**WHAT THE TASK REQUIRES**
Please output the records below in full, exactly as given, but without the images.

== == ==

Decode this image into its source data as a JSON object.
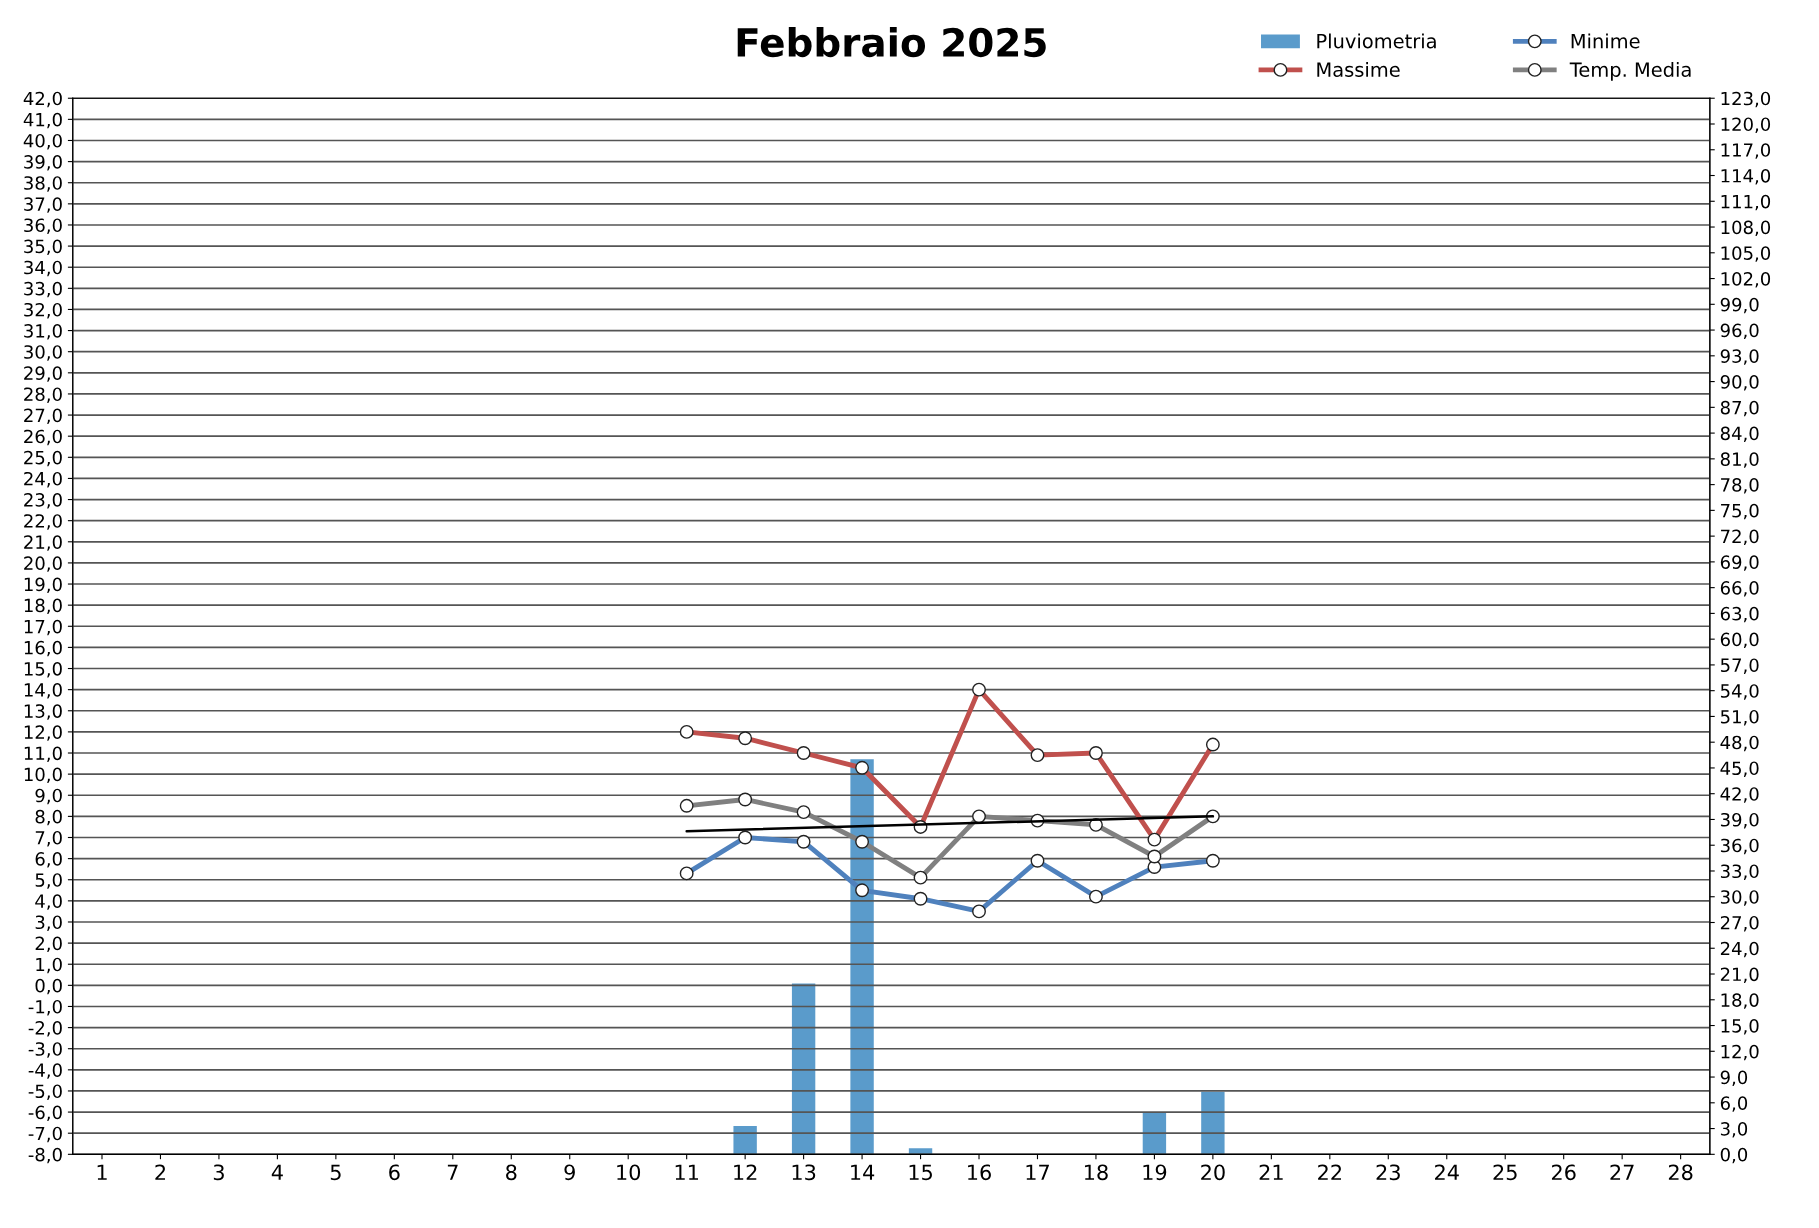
{
  "chart_data": {
    "type": "line",
    "title": "Febbraio 2025",
    "categories": [
      "1",
      "2",
      "3",
      "4",
      "5",
      "6",
      "7",
      "8",
      "9",
      "10",
      "11",
      "12",
      "13",
      "14",
      "15",
      "16",
      "17",
      "18",
      "19",
      "20",
      "21",
      "22",
      "23",
      "24",
      "25",
      "26",
      "27",
      "28"
    ],
    "series": [
      {
        "name": "Pluviometria",
        "type": "bar",
        "axis": "y2",
        "color": "#5a9bcb",
        "values": [
          null,
          null,
          null,
          null,
          null,
          null,
          null,
          null,
          null,
          null,
          null,
          3.3,
          19.9,
          46.0,
          0.7,
          null,
          null,
          null,
          4.9,
          7.3,
          null,
          null,
          null,
          null,
          null,
          null,
          null,
          null
        ]
      },
      {
        "name": "Massime",
        "color": "#c0504d",
        "marker": "circle",
        "values": [
          null,
          null,
          null,
          null,
          null,
          null,
          null,
          null,
          null,
          null,
          12.0,
          11.7,
          11.0,
          10.3,
          7.5,
          14.0,
          10.9,
          11.0,
          6.9,
          11.4,
          null,
          null,
          null,
          null,
          null,
          null,
          null,
          null
        ]
      },
      {
        "name": "Minime",
        "color": "#4f81bd",
        "marker": "circle",
        "values": [
          null,
          null,
          null,
          null,
          null,
          null,
          null,
          null,
          null,
          null,
          5.3,
          7.0,
          6.8,
          4.5,
          4.1,
          3.5,
          5.9,
          4.2,
          5.6,
          5.9,
          null,
          null,
          null,
          null,
          null,
          null,
          null,
          null
        ]
      },
      {
        "name": "Temp. Media",
        "color": "#808080",
        "marker": "circle",
        "values": [
          null,
          null,
          null,
          null,
          null,
          null,
          null,
          null,
          null,
          null,
          8.5,
          8.8,
          8.2,
          6.8,
          5.1,
          8.0,
          7.8,
          7.6,
          6.1,
          8.0,
          null,
          null,
          null,
          null,
          null,
          null,
          null,
          null
        ]
      },
      {
        "color": "#000000",
        "marker": "none",
        "x": [
          "11",
          "20"
        ],
        "values": [
          7.3,
          8.0
        ]
      }
    ],
    "ylim": [
      -8,
      42
    ],
    "yticks": [
      {
        "value": -8,
        "label": "-8,0"
      },
      {
        "value": -7,
        "label": "-7,0"
      },
      {
        "value": -6,
        "label": "-6,0"
      },
      {
        "value": -5,
        "label": "-5,0"
      },
      {
        "value": -4,
        "label": "-4,0"
      },
      {
        "value": -3,
        "label": "-3,0"
      },
      {
        "value": -2,
        "label": "-2,0"
      },
      {
        "value": -1,
        "label": "-1,0"
      },
      {
        "value": 0,
        "label": "0,0"
      },
      {
        "value": 1,
        "label": "1,0"
      },
      {
        "value": 2,
        "label": "2,0"
      },
      {
        "value": 3,
        "label": "3,0"
      },
      {
        "value": 4,
        "label": "4,0"
      },
      {
        "value": 5,
        "label": "5,0"
      },
      {
        "value": 6,
        "label": "6,0"
      },
      {
        "value": 7,
        "label": "7,0"
      },
      {
        "value": 8,
        "label": "8,0"
      },
      {
        "value": 9,
        "label": "9,0"
      },
      {
        "value": 10,
        "label": "10,0"
      },
      {
        "value": 11,
        "label": "11,0"
      },
      {
        "value": 12,
        "label": "12,0"
      },
      {
        "value": 13,
        "label": "13,0"
      },
      {
        "value": 14,
        "label": "14,0"
      },
      {
        "value": 15,
        "label": "15,0"
      },
      {
        "value": 16,
        "label": "16,0"
      },
      {
        "value": 17,
        "label": "17,0"
      },
      {
        "value": 18,
        "label": "18,0"
      },
      {
        "value": 19,
        "label": "19,0"
      },
      {
        "value": 20,
        "label": "20,0"
      },
      {
        "value": 21,
        "label": "21,0"
      },
      {
        "value": 22,
        "label": "22,0"
      },
      {
        "value": 23,
        "label": "23,0"
      },
      {
        "value": 24,
        "label": "24,0"
      },
      {
        "value": 25,
        "label": "25,0"
      },
      {
        "value": 26,
        "label": "26,0"
      },
      {
        "value": 27,
        "label": "27,0"
      },
      {
        "value": 28,
        "label": "28,0"
      },
      {
        "value": 29,
        "label": "29,0"
      },
      {
        "value": 30,
        "label": "30,0"
      },
      {
        "value": 31,
        "label": "31,0"
      },
      {
        "value": 32,
        "label": "32,0"
      },
      {
        "value": 33,
        "label": "33,0"
      },
      {
        "value": 34,
        "label": "34,0"
      },
      {
        "value": 35,
        "label": "35,0"
      },
      {
        "value": 36,
        "label": "36,0"
      },
      {
        "value": 37,
        "label": "37,0"
      },
      {
        "value": 38,
        "label": "38,0"
      },
      {
        "value": 39,
        "label": "39,0"
      },
      {
        "value": 40,
        "label": "40,0"
      },
      {
        "value": 41,
        "label": "41,0"
      },
      {
        "value": 42,
        "label": "42,0"
      }
    ],
    "y2lim": [
      0,
      123
    ],
    "y2ticks": [
      {
        "value": 0,
        "label": "0,0"
      },
      {
        "value": 3,
        "label": "3,0"
      },
      {
        "value": 6,
        "label": "6,0"
      },
      {
        "value": 9,
        "label": "9,0"
      },
      {
        "value": 12,
        "label": "12,0"
      },
      {
        "value": 15,
        "label": "15,0"
      },
      {
        "value": 18,
        "label": "18,0"
      },
      {
        "value": 21,
        "label": "21,0"
      },
      {
        "value": 24,
        "label": "24,0"
      },
      {
        "value": 27,
        "label": "27,0"
      },
      {
        "value": 30,
        "label": "30,0"
      },
      {
        "value": 33,
        "label": "33,0"
      },
      {
        "value": 36,
        "label": "36,0"
      },
      {
        "value": 39,
        "label": "39,0"
      },
      {
        "value": 42,
        "label": "42,0"
      },
      {
        "value": 45,
        "label": "45,0"
      },
      {
        "value": 48,
        "label": "48,0"
      },
      {
        "value": 51,
        "label": "51,0"
      },
      {
        "value": 54,
        "label": "54,0"
      },
      {
        "value": 57,
        "label": "57,0"
      },
      {
        "value": 60,
        "label": "60,0"
      },
      {
        "value": 63,
        "label": "63,0"
      },
      {
        "value": 66,
        "label": "66,0"
      },
      {
        "value": 69,
        "label": "69,0"
      },
      {
        "value": 72,
        "label": "72,0"
      },
      {
        "value": 75,
        "label": "75,0"
      },
      {
        "value": 78,
        "label": "78,0"
      },
      {
        "value": 81,
        "label": "81,0"
      },
      {
        "value": 84,
        "label": "84,0"
      },
      {
        "value": 87,
        "label": "87,0"
      },
      {
        "value": 90,
        "label": "90,0"
      },
      {
        "value": 93,
        "label": "93,0"
      },
      {
        "value": 96,
        "label": "96,0"
      },
      {
        "value": 99,
        "label": "99,0"
      },
      {
        "value": 102,
        "label": "102,0"
      },
      {
        "value": 105,
        "label": "105,0"
      },
      {
        "value": 108,
        "label": "108,0"
      },
      {
        "value": 111,
        "label": "111,0"
      },
      {
        "value": 114,
        "label": "114,0"
      },
      {
        "value": 117,
        "label": "117,0"
      },
      {
        "value": 120,
        "label": "120,0"
      },
      {
        "value": 123,
        "label": "123,0"
      }
    ],
    "grid": "y",
    "legend": "top right",
    "line_style": "solid"
  }
}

== == ==

**FINAL ANSWER**
Decode this image into its source data as a JSON object.
{
  "chart_data": {
    "type": "line",
    "title": "Febbraio 2025",
    "categories": [
      "1",
      "2",
      "3",
      "4",
      "5",
      "6",
      "7",
      "8",
      "9",
      "10",
      "11",
      "12",
      "13",
      "14",
      "15",
      "16",
      "17",
      "18",
      "19",
      "20",
      "21",
      "22",
      "23",
      "24",
      "25",
      "26",
      "27",
      "28"
    ],
    "series": [
      {
        "name": "Pluviometria",
        "type": "bar",
        "axis": "y2",
        "color": "#5a9bcb",
        "values": [
          null,
          null,
          null,
          null,
          null,
          null,
          null,
          null,
          null,
          null,
          null,
          3.3,
          19.9,
          46.0,
          0.7,
          null,
          null,
          null,
          4.9,
          7.3,
          null,
          null,
          null,
          null,
          null,
          null,
          null,
          null
        ]
      },
      {
        "name": "Massime",
        "color": "#c0504d",
        "marker": "circle",
        "values": [
          null,
          null,
          null,
          null,
          null,
          null,
          null,
          null,
          null,
          null,
          12.0,
          11.7,
          11.0,
          10.3,
          7.5,
          14.0,
          10.9,
          11.0,
          6.9,
          11.4,
          null,
          null,
          null,
          null,
          null,
          null,
          null,
          null
        ]
      },
      {
        "name": "Minime",
        "color": "#4f81bd",
        "marker": "circle",
        "values": [
          null,
          null,
          null,
          null,
          null,
          null,
          null,
          null,
          null,
          null,
          5.3,
          7.0,
          6.8,
          4.5,
          4.1,
          3.5,
          5.9,
          4.2,
          5.6,
          5.9,
          null,
          null,
          null,
          null,
          null,
          null,
          null,
          null
        ]
      },
      {
        "name": "Temp. Media",
        "color": "#808080",
        "marker": "circle",
        "values": [
          null,
          null,
          null,
          null,
          null,
          null,
          null,
          null,
          null,
          null,
          8.5,
          8.8,
          8.2,
          6.8,
          5.1,
          8.0,
          7.8,
          7.6,
          6.1,
          8.0,
          null,
          null,
          null,
          null,
          null,
          null,
          null,
          null
        ]
      },
      {
        "color": "#000000",
        "marker": "none",
        "x": [
          "11",
          "20"
        ],
        "values": [
          7.3,
          8.0
        ]
      }
    ],
    "ylim": [
      -8,
      42
    ],
    "yticks": [
      {
        "value": -8,
        "label": "-8,0"
      },
      {
        "value": -7,
        "label": "-7,0"
      },
      {
        "value": -6,
        "label": "-6,0"
      },
      {
        "value": -5,
        "label": "-5,0"
      },
      {
        "value": -4,
        "label": "-4,0"
      },
      {
        "value": -3,
        "label": "-3,0"
      },
      {
        "value": -2,
        "label": "-2,0"
      },
      {
        "value": -1,
        "label": "-1,0"
      },
      {
        "value": 0,
        "label": "0,0"
      },
      {
        "value": 1,
        "label": "1,0"
      },
      {
        "value": 2,
        "label": "2,0"
      },
      {
        "value": 3,
        "label": "3,0"
      },
      {
        "value": 4,
        "label": "4,0"
      },
      {
        "value": 5,
        "label": "5,0"
      },
      {
        "value": 6,
        "label": "6,0"
      },
      {
        "value": 7,
        "label": "7,0"
      },
      {
        "value": 8,
        "label": "8,0"
      },
      {
        "value": 9,
        "label": "9,0"
      },
      {
        "value": 10,
        "label": "10,0"
      },
      {
        "value": 11,
        "label": "11,0"
      },
      {
        "value": 12,
        "label": "12,0"
      },
      {
        "value": 13,
        "label": "13,0"
      },
      {
        "value": 14,
        "label": "14,0"
      },
      {
        "value": 15,
        "label": "15,0"
      },
      {
        "value": 16,
        "label": "16,0"
      },
      {
        "value": 17,
        "label": "17,0"
      },
      {
        "value": 18,
        "label": "18,0"
      },
      {
        "value": 19,
        "label": "19,0"
      },
      {
        "value": 20,
        "label": "20,0"
      },
      {
        "value": 21,
        "label": "21,0"
      },
      {
        "value": 22,
        "label": "22,0"
      },
      {
        "value": 23,
        "label": "23,0"
      },
      {
        "value": 24,
        "label": "24,0"
      },
      {
        "value": 25,
        "label": "25,0"
      },
      {
        "value": 26,
        "label": "26,0"
      },
      {
        "value": 27,
        "label": "27,0"
      },
      {
        "value": 28,
        "label": "28,0"
      },
      {
        "value": 29,
        "label": "29,0"
      },
      {
        "value": 30,
        "label": "30,0"
      },
      {
        "value": 31,
        "label": "31,0"
      },
      {
        "value": 32,
        "label": "32,0"
      },
      {
        "value": 33,
        "label": "33,0"
      },
      {
        "value": 34,
        "label": "34,0"
      },
      {
        "value": 35,
        "label": "35,0"
      },
      {
        "value": 36,
        "label": "36,0"
      },
      {
        "value": 37,
        "label": "37,0"
      },
      {
        "value": 38,
        "label": "38,0"
      },
      {
        "value": 39,
        "label": "39,0"
      },
      {
        "value": 40,
        "label": "40,0"
      },
      {
        "value": 41,
        "label": "41,0"
      },
      {
        "value": 42,
        "label": "42,0"
      }
    ],
    "y2lim": [
      0,
      123
    ],
    "y2ticks": [
      {
        "value": 0,
        "label": "0,0"
      },
      {
        "value": 3,
        "label": "3,0"
      },
      {
        "value": 6,
        "label": "6,0"
      },
      {
        "value": 9,
        "label": "9,0"
      },
      {
        "value": 12,
        "label": "12,0"
      },
      {
        "value": 15,
        "label": "15,0"
      },
      {
        "value": 18,
        "label": "18,0"
      },
      {
        "value": 21,
        "label": "21,0"
      },
      {
        "value": 24,
        "label": "24,0"
      },
      {
        "value": 27,
        "label": "27,0"
      },
      {
        "value": 30,
        "label": "30,0"
      },
      {
        "value": 33,
        "label": "33,0"
      },
      {
        "value": 36,
        "label": "36,0"
      },
      {
        "value": 39,
        "label": "39,0"
      },
      {
        "value": 42,
        "label": "42,0"
      },
      {
        "value": 45,
        "label": "45,0"
      },
      {
        "value": 48,
        "label": "48,0"
      },
      {
        "value": 51,
        "label": "51,0"
      },
      {
        "value": 54,
        "label": "54,0"
      },
      {
        "value": 57,
        "label": "57,0"
      },
      {
        "value": 60,
        "label": "60,0"
      },
      {
        "value": 63,
        "label": "63,0"
      },
      {
        "value": 66,
        "label": "66,0"
      },
      {
        "value": 69,
        "label": "69,0"
      },
      {
        "value": 72,
        "label": "72,0"
      },
      {
        "value": 75,
        "label": "75,0"
      },
      {
        "value": 78,
        "label": "78,0"
      },
      {
        "value": 81,
        "label": "81,0"
      },
      {
        "value": 84,
        "label": "84,0"
      },
      {
        "value": 87,
        "label": "87,0"
      },
      {
        "value": 90,
        "label": "90,0"
      },
      {
        "value": 93,
        "label": "93,0"
      },
      {
        "value": 96,
        "label": "96,0"
      },
      {
        "value": 99,
        "label": "99,0"
      },
      {
        "value": 102,
        "label": "102,0"
      },
      {
        "value": 105,
        "label": "105,0"
      },
      {
        "value": 108,
        "label": "108,0"
      },
      {
        "value": 111,
        "label": "111,0"
      },
      {
        "value": 114,
        "label": "114,0"
      },
      {
        "value": 117,
        "label": "117,0"
      },
      {
        "value": 120,
        "label": "120,0"
      },
      {
        "value": 123,
        "label": "123,0"
      }
    ],
    "grid": "y",
    "legend": "top right",
    "line_style": "solid"
  }
}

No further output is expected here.